Annotations of layout elements:
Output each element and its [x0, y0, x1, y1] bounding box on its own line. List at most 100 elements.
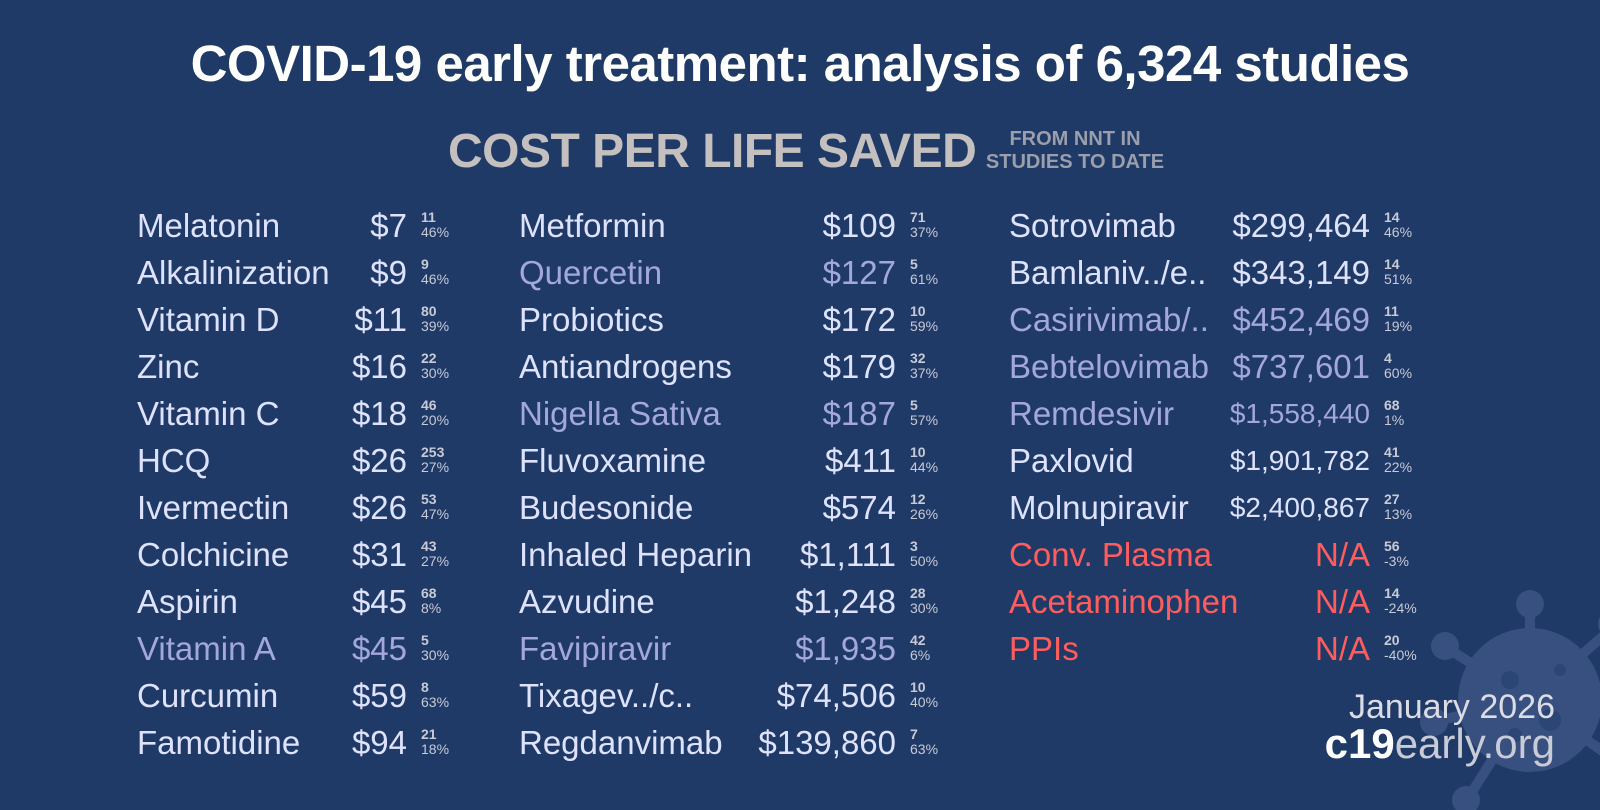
treatment-name: Vitamin D [137, 301, 280, 338]
effect-percent: 63% [910, 741, 939, 757]
treatment-row: Favipiravir $1,935 42 6% [519, 627, 1019, 674]
cost-per-life: $16 [351, 348, 407, 385]
cost-per-life: N/A [1314, 536, 1370, 573]
treatment-name: Zinc [137, 348, 200, 385]
treatment-name: Famotidine [137, 724, 301, 761]
treatment-name: Bamlaniv../e.. [1009, 254, 1207, 291]
effect-percent: 40% [910, 694, 939, 710]
study-count: 14 [1384, 256, 1400, 272]
study-count: 10 [910, 303, 926, 319]
study-count: 68 [421, 585, 437, 601]
treatment-name: Inhaled Heparin [519, 536, 752, 573]
cost-per-life: $18 [351, 395, 407, 432]
brand-strong: c19 [1324, 720, 1395, 767]
treatment-name: Colchicine [137, 536, 290, 573]
cost-per-life: $9 [370, 254, 407, 291]
treatment-row: Melatonin $7 11 46% [137, 204, 637, 251]
treatment-row: Bamlaniv../e.. $343,149 14 51% [1009, 251, 1509, 298]
cost-per-life: $187 [822, 395, 896, 432]
cost-per-life: $31 [351, 536, 407, 573]
treatment-row: Curcumin $59 8 63% [137, 674, 637, 721]
treatment-name: Azvudine [519, 583, 655, 620]
study-count: 43 [421, 538, 437, 554]
treatment-row: Remdesivir $1,558,440 68 1% [1009, 392, 1509, 439]
study-stats: 32 37% [910, 351, 938, 381]
study-count: 14 [1384, 209, 1400, 225]
cost-per-life: $109 [822, 207, 896, 244]
treatment-row: Acetaminophen N/A 14 -24% [1009, 580, 1509, 627]
study-count: 4 [1384, 350, 1392, 366]
study-count: 11 [421, 209, 436, 225]
cost-per-life: $2,400,867 [1229, 492, 1370, 523]
cost-per-life: $139,860 [758, 724, 896, 761]
effect-percent: 27% [421, 459, 450, 475]
study-stats: 253 27% [421, 445, 449, 475]
cost-per-life: $26 [351, 442, 407, 479]
study-stats: 8 63% [421, 680, 449, 710]
treatment-row: Budesonide $574 12 26% [519, 486, 1019, 533]
treatment-name: Probiotics [519, 301, 664, 338]
treatment-row: Antiandrogens $179 32 37% [519, 345, 1019, 392]
study-count: 80 [421, 303, 437, 319]
cost-per-life: $7 [370, 207, 407, 244]
effect-percent: 63% [421, 694, 450, 710]
study-stats: 41 22% [1384, 445, 1412, 475]
treatment-row: Molnupiravir $2,400,867 27 13% [1009, 486, 1509, 533]
effect-percent: 20% [421, 412, 450, 428]
cost-per-life: $737,601 [1232, 348, 1370, 385]
treatment-name: Aspirin [137, 583, 238, 620]
effect-percent: 61% [910, 271, 939, 287]
study-count: 10 [910, 679, 926, 695]
treatment-row: Zinc $16 22 30% [137, 345, 637, 392]
treatment-row: Probiotics $172 10 59% [519, 298, 1019, 345]
study-count: 11 [1384, 303, 1399, 319]
treatment-name: Quercetin [519, 254, 663, 291]
effect-percent: 30% [421, 647, 450, 663]
cost-per-life: N/A [1314, 630, 1370, 667]
effect-percent: 44% [910, 459, 939, 475]
treatment-name: PPIs [1009, 630, 1079, 667]
study-count: 9 [421, 256, 429, 272]
treatment-row: Bebtelovimab $737,601 4 60% [1009, 345, 1509, 392]
study-stats: 27 13% [1384, 492, 1412, 522]
treatment-name: HCQ [137, 442, 211, 479]
cost-per-life: $45 [351, 583, 407, 620]
study-stats: 46 20% [421, 398, 449, 428]
treatment-row: Vitamin D $11 80 39% [137, 298, 637, 345]
study-stats: 10 40% [910, 680, 938, 710]
effect-percent: 27% [421, 553, 450, 569]
treatment-name: Casirivimab/.. [1009, 301, 1209, 338]
brand-rest: early.org [1394, 720, 1555, 767]
study-count: 68 [1384, 397, 1400, 413]
study-count: 3 [910, 538, 918, 554]
effect-percent: 6% [910, 647, 931, 663]
page-title: COVID-19 early treatment: analysis of 6,… [190, 35, 1410, 92]
treatment-name: Nigella Sativa [519, 395, 721, 432]
study-count: 28 [910, 585, 926, 601]
treatment-column-3: Sotrovimab $299,464 14 46% Bamlaniv../e.. $34… [1009, 204, 1509, 674]
treatment-row: Regdanvimab $139,860 7 63% [519, 721, 1019, 768]
study-stats: 68 1% [1384, 398, 1404, 428]
study-count: 41 [1384, 444, 1400, 460]
study-count: 8 [421, 679, 429, 695]
effect-percent: 30% [421, 365, 450, 381]
cost-per-life: $1,901,782 [1229, 445, 1370, 476]
effect-percent: -3% [1384, 553, 1409, 569]
treatment-row: Casirivimab/.. $452,469 11 19% [1009, 298, 1509, 345]
site-brand[interactable]: c19early.org [1325, 720, 1555, 768]
study-count: 5 [421, 632, 429, 648]
cost-per-life: N/A [1314, 583, 1370, 620]
study-stats: 4 60% [1384, 351, 1412, 381]
effect-percent: -40% [1384, 647, 1417, 663]
effect-percent: 13% [1384, 506, 1413, 522]
treatment-name: Fluvoxamine [519, 442, 707, 479]
cost-per-life: $1,558,440 [1229, 398, 1370, 429]
treatment-row: Azvudine $1,248 28 30% [519, 580, 1019, 627]
cost-per-life: $179 [822, 348, 896, 385]
cost-per-life: $1,935 [795, 630, 896, 667]
cost-per-life: $45 [351, 630, 407, 667]
study-stats: 71 37% [910, 210, 938, 240]
treatment-row: Colchicine $31 43 27% [137, 533, 637, 580]
study-stats: 10 44% [910, 445, 938, 475]
treatment-name: Tixagev../c.. [519, 677, 694, 714]
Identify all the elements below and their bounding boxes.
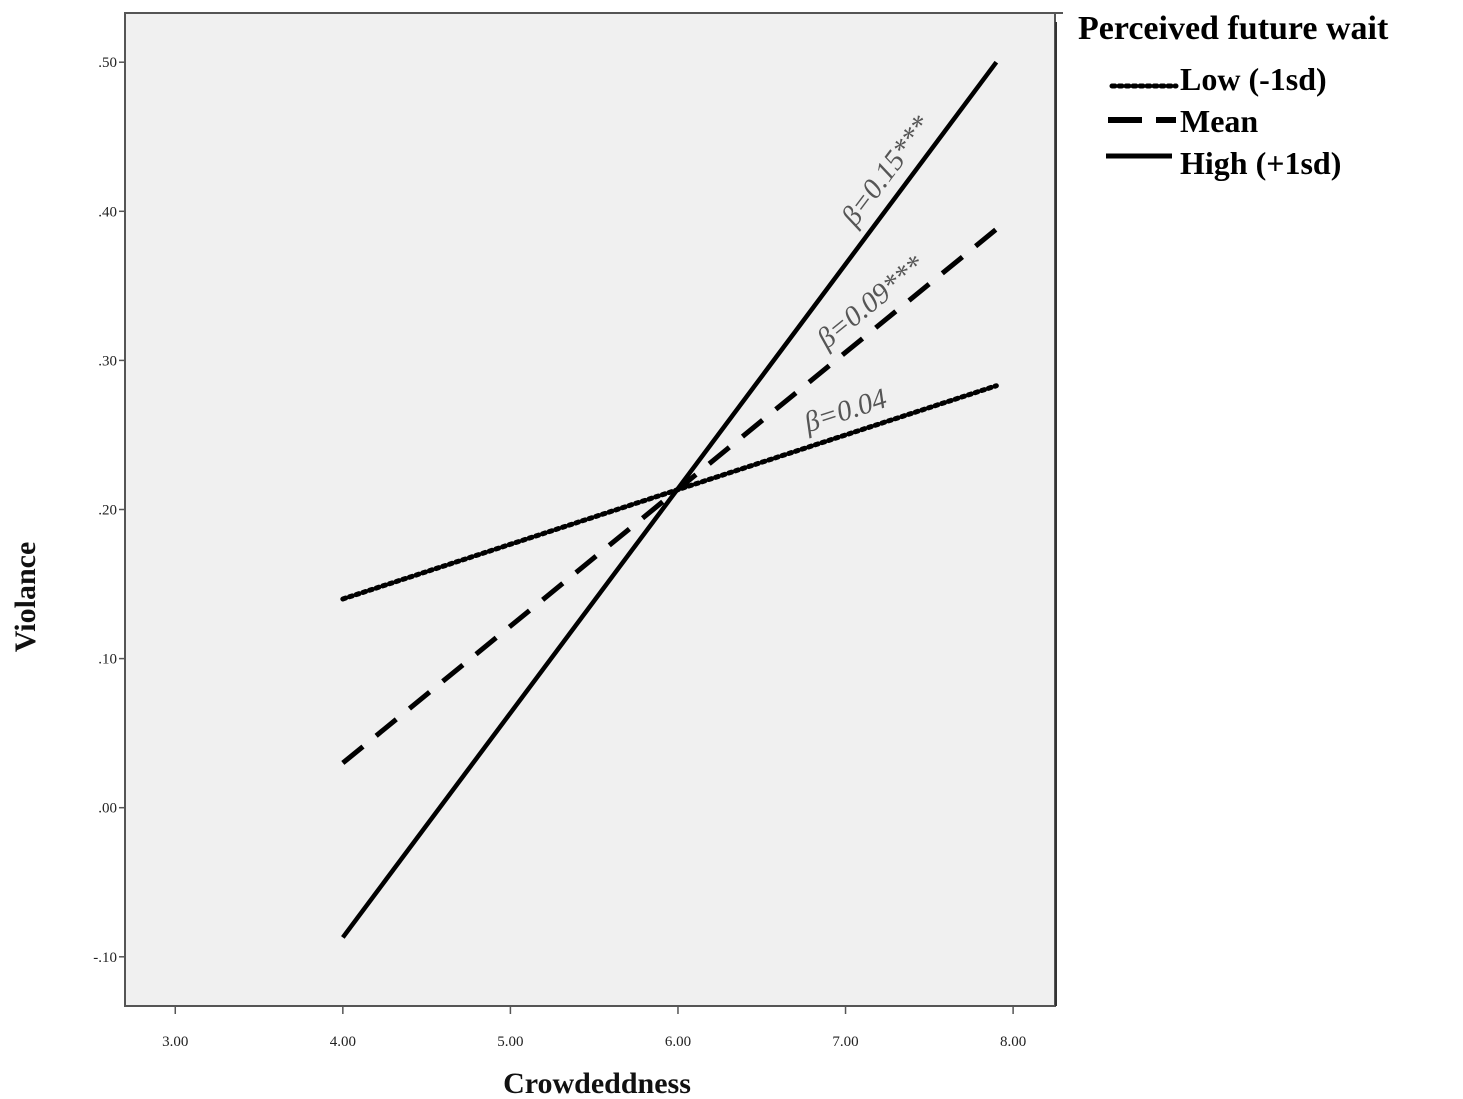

**Work instructions**. Express all the lines above as a numbered list, omitting any blank lines and leaving the pictures out of the answer.

**Written answer**.
1. Output each element and its [x0, y0, x1, y1] bounding box on its own line. List at most 100 elements.
2. treatment-name: Vitamin D [137, 301, 280, 338]
3. effect-percent: 63% [910, 741, 939, 757]
4. treatment-row: Favipiravir $1,935 42 6% [519, 627, 1019, 674]
5. cost-per-life: $16 [351, 348, 407, 385]
6. cost-per-life: N/A [1314, 536, 1370, 573]
7. treatment-name: Zinc [137, 348, 200, 385]
8. treatment-name: Famotidine [137, 724, 301, 761]
9. treatment-name: Bamlaniv../e.. [1009, 254, 1207, 291]
10. effect-percent: 40% [910, 694, 939, 710]
11. study-count: 14 [1384, 256, 1400, 272]
12. study-count: 10 [910, 303, 926, 319]
13. study-count: 68 [421, 585, 437, 601]
14. treatment-name: Inhaled Heparin [519, 536, 752, 573]
15. cost-per-life: $18 [351, 395, 407, 432]
16. brand-strong: c19 [1324, 720, 1395, 767]
17. treatment-name: Colchicine [137, 536, 290, 573]
18. cost-per-life: $9 [370, 254, 407, 291]
19. treatment-row: Melatonin $7 11 46% [137, 204, 637, 251]
20. treatment-row: Bamlaniv../e.. $343,149 14 51% [1009, 251, 1509, 298]
21. cost-per-life: $187 [822, 395, 896, 432]
22. cost-per-life: $31 [351, 536, 407, 573]
23. treatment-row: Curcumin $59 8 63% [137, 674, 637, 721]
24. treatment-name: Azvudine [519, 583, 655, 620]
25. study-count: 43 [421, 538, 437, 554]
26. treatment-row: Remdesivir $1,558,440 68 1% [1009, 392, 1509, 439]
27. study-stats: 32 37% [910, 351, 938, 381]
28. study-count: 14 [1384, 209, 1400, 225]
29. cost-per-life: $109 [822, 207, 896, 244]
30. treatment-row: Acetaminophen N/A 14 -24% [1009, 580, 1509, 627]
31. study-count: 4 [1384, 350, 1392, 366]
32. study-count: 11 [421, 209, 436, 225]
33. cost-per-life: $2,400,867 [1229, 492, 1370, 523]
34. cost-per-life: $139,860 [758, 724, 896, 761]
35. effect-percent: 27% [421, 459, 450, 475]
36. study-stats: 253 27% [421, 445, 449, 475]
37. cost-per-life: $26 [351, 442, 407, 479]
38. study-stats: 8 63% [421, 680, 449, 710]
39. treatment-row: Budesonide $574 12 26% [519, 486, 1019, 533]
40. treatment-name: Probiotics [519, 301, 664, 338]
41. treatment-row: Antiandrogens $179 32 37% [519, 345, 1019, 392]
42. study-count: 80 [421, 303, 437, 319]
43. cost-per-life: $7 [370, 207, 407, 244]
44. effect-percent: 63% [421, 694, 450, 710]
45. study-stats: 41 22% [1384, 445, 1412, 475]
46. treatment-row: Molnupiravir $2,400,867 27 13% [1009, 486, 1509, 533]
47. effect-percent: 20% [421, 412, 450, 428]
48. cost-per-life: $737,601 [1232, 348, 1370, 385]
49. treatment-name: Aspirin [137, 583, 238, 620]
50. effect-percent: 61% [910, 271, 939, 287]
51. study-count: 10 [910, 679, 926, 695]
52. treatment-row: Zinc $16 22 30% [137, 345, 637, 392]
53. treatment-row: Probiotics $172 10 59% [519, 298, 1019, 345]
54. study-count: 11 [1384, 303, 1399, 319]
55. treatment-name: Quercetin [519, 254, 663, 291]
56. effect-percent: 30% [421, 647, 450, 663]
57. cost-per-life: N/A [1314, 630, 1370, 667]
58. effect-percent: 44% [910, 459, 939, 475]
59. treatment-name: PPIs [1009, 630, 1079, 667]
60. study-count: 9 [421, 256, 429, 272]
61. treatment-row: Bebtelovimab $737,601 4 60% [1009, 345, 1509, 392]
62. study-stats: 27 13% [1384, 492, 1412, 522]
63. treatment-name: HCQ [137, 442, 211, 479]
64. cost-per-life: $45 [351, 583, 407, 620]
65. study-stats: 46 20% [421, 398, 449, 428]
66. treatment-row: Vitamin D $11 80 39% [137, 298, 637, 345]
67. study-stats: 10 40% [910, 680, 938, 710]
68. effect-percent: 27% [421, 553, 450, 569]
69. treatment-name: Casirivimab/.. [1009, 301, 1209, 338]
70. brand-rest: early.org [1394, 720, 1555, 767]
71. study-count: 68 [1384, 397, 1400, 413]
72. study-count: 3 [910, 538, 918, 554]
73. effect-percent: 6% [910, 647, 931, 663]
74. page-title: COVID-19 early treatment: analysis of 6,… [190, 35, 1410, 92]
75. treatment-name: Nigella Sativa [519, 395, 721, 432]
76. study-count: 28 [910, 585, 926, 601]
77. treatment-column-3: Sotrovimab $299,464 14 46% Bamlaniv../e.. $34… [1009, 204, 1509, 674]
78. treatment-row: Regdanvimab $139,860 7 63% [519, 721, 1019, 768]
79. study-stats: 68 1% [1384, 398, 1404, 428]
80. study-count: 41 [1384, 444, 1400, 460]
81. study-count: 8 [421, 679, 429, 695]
82. effect-percent: 30% [421, 365, 450, 381]
83. cost-per-life: $1,901,782 [1229, 445, 1370, 476]
84. effect-percent: -3% [1384, 553, 1409, 569]
85. treatment-row: Casirivimab/.. $452,469 11 19% [1009, 298, 1509, 345]
86. site-brand[interactable]: c19early.org [1325, 720, 1555, 768]
87. study-count: 5 [421, 632, 429, 648]
88. cost-per-life: N/A [1314, 583, 1370, 620]
89. study-stats: 4 60% [1384, 351, 1412, 381]
90. effect-percent: -40% [1384, 647, 1417, 663]
91. effect-percent: 13% [1384, 506, 1413, 522]
92. treatment-name: Fluvoxamine [519, 442, 707, 479]
93. cost-per-life: $1,558,440 [1229, 398, 1370, 429]
94. treatment-row: Azvudine $1,248 28 30% [519, 580, 1019, 627]
95. cost-per-life: $179 [822, 348, 896, 385]
96. cost-per-life: $1,935 [795, 630, 896, 667]
97. cost-per-life: $45 [351, 630, 407, 667]
98. study-stats: 71 37% [910, 210, 938, 240]
99. treatment-row: Colchicine $31 43 27% [137, 533, 637, 580]
100. study-stats: 10 44% [910, 445, 938, 475]
101. treatment-name: Tixagev../c.. [519, 677, 694, 714]
102. Identify all the elements below and their bounding boxes.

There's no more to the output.